**Page**
:::::

Friday, February 27, 2015

Good heritage stats are hard to find!

Or is it that hard heritage stats are good to find?

Good heritage policy starts with good information about what is really happening out there.  Too much of what we see is anecdotal -- interesting, even useful, but not a sound basis for making policy choices.

For policy-making at both the provincial level and the local level there is no substitute for solid statistics about the use of existing heritage tools in the OHA and other legislation.  Here are some key ones, courtesy of the Ministry of Tourism, Culture and Sport, which seems to be doing a better job about tracking these things.

As of January 1, 2015, there were (unofficial figures):
  • 115 Heritage Conservation Districts in effect
  • 38 new HCDs (incorporating 6,200 properties) that have come into effect since the 2005 OHA amendments
  • 9 new HCD designation by-laws appealed to the OMB and not yet in effect
  • Over 1,200 properties protected under Part IV of the OHA since the 2005 amendments
  • Over 6,700 properties individually protected under Part IV from 1975 to the present
  • Over 19,100 properties protected as part of an HCD under Part V from 1975 to the present
  • 42 municipalities that have passed a by-law enabling them to provide heritage property tax relief (HPTR)
  • 27 municipalities that actually reported providing heritage property tax rebates in 2013 (most recent data available)

:::::

**Dataset**
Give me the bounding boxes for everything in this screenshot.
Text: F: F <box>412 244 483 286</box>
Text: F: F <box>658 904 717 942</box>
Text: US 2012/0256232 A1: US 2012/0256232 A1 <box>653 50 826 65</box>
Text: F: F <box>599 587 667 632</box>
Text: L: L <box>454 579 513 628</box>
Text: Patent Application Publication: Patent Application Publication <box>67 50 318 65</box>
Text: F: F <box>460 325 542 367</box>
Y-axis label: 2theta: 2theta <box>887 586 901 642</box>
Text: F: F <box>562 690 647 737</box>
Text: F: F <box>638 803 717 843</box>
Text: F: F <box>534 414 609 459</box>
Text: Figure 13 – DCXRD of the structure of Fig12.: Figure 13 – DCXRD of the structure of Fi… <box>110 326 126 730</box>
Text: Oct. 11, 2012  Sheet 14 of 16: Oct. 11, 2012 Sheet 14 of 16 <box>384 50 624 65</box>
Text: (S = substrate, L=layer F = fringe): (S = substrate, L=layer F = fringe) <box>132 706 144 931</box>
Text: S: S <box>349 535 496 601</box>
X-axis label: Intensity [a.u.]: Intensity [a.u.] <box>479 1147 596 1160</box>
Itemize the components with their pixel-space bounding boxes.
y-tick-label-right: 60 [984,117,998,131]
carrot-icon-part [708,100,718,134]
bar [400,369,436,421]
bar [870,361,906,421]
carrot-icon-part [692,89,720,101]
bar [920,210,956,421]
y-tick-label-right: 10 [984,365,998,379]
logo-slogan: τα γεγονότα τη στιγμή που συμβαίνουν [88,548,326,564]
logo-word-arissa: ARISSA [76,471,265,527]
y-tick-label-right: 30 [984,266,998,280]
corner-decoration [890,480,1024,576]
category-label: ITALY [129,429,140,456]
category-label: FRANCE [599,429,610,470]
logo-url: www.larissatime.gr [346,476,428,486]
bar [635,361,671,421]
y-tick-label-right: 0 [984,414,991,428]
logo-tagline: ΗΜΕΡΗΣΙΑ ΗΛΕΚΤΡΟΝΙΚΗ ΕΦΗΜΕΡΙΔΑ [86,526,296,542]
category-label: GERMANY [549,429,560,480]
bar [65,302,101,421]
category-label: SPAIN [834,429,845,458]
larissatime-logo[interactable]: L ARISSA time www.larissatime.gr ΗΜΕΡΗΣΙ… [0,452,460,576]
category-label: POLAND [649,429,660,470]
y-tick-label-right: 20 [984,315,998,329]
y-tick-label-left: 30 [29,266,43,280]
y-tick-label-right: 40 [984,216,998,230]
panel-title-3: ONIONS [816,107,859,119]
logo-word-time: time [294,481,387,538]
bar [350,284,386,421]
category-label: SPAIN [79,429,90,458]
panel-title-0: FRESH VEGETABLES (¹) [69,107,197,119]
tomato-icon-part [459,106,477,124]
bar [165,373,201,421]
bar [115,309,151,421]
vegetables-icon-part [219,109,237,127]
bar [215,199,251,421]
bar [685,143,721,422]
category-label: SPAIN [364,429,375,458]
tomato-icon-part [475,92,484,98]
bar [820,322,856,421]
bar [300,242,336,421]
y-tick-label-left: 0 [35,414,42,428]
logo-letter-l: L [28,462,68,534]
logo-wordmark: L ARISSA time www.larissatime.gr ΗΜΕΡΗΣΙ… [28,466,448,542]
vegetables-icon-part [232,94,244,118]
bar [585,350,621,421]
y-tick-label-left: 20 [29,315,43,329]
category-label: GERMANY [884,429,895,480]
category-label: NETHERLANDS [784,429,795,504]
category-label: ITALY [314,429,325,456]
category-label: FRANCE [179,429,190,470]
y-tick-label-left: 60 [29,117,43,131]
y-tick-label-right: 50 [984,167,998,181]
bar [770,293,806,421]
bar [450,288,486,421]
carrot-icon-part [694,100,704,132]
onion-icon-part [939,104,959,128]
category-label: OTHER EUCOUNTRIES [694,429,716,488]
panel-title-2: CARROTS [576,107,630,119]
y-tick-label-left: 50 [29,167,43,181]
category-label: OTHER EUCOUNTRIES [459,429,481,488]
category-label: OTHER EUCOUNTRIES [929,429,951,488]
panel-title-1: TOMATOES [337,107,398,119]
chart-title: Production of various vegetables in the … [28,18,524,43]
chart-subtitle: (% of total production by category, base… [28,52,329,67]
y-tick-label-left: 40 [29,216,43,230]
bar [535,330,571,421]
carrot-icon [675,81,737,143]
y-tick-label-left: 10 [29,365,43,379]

:::::

**Required actions**
1. According to the post on heritage statistics, how many Heritage Conservation Districts were in effect as of January 1, 2015?
2. Reproduce everything in the post on heritage statistics from "Good heritage stats" down to "tracking these things.".
The items have no connection to the post on heritage statistics.

**Answers for the tasks**
1. 115

2.
Good heritage stats are hard to find!

Or is it that hard heritage stats are good to find?

Good heritage policy starts with good information about what is really happening out there.  Too much of what we see is anecdotal -- interesting, even useful, but not a sound basis for making policy choices.

For policy-making at both the provincial level and the local level there is no substitute for solid statistics about the use of existing heritage tools in the OHA and other legislation.  Here are some key ones, courtesy of the Ministry of Tourism, Culture and Sport, which seems to be doing a better job about tracking these things.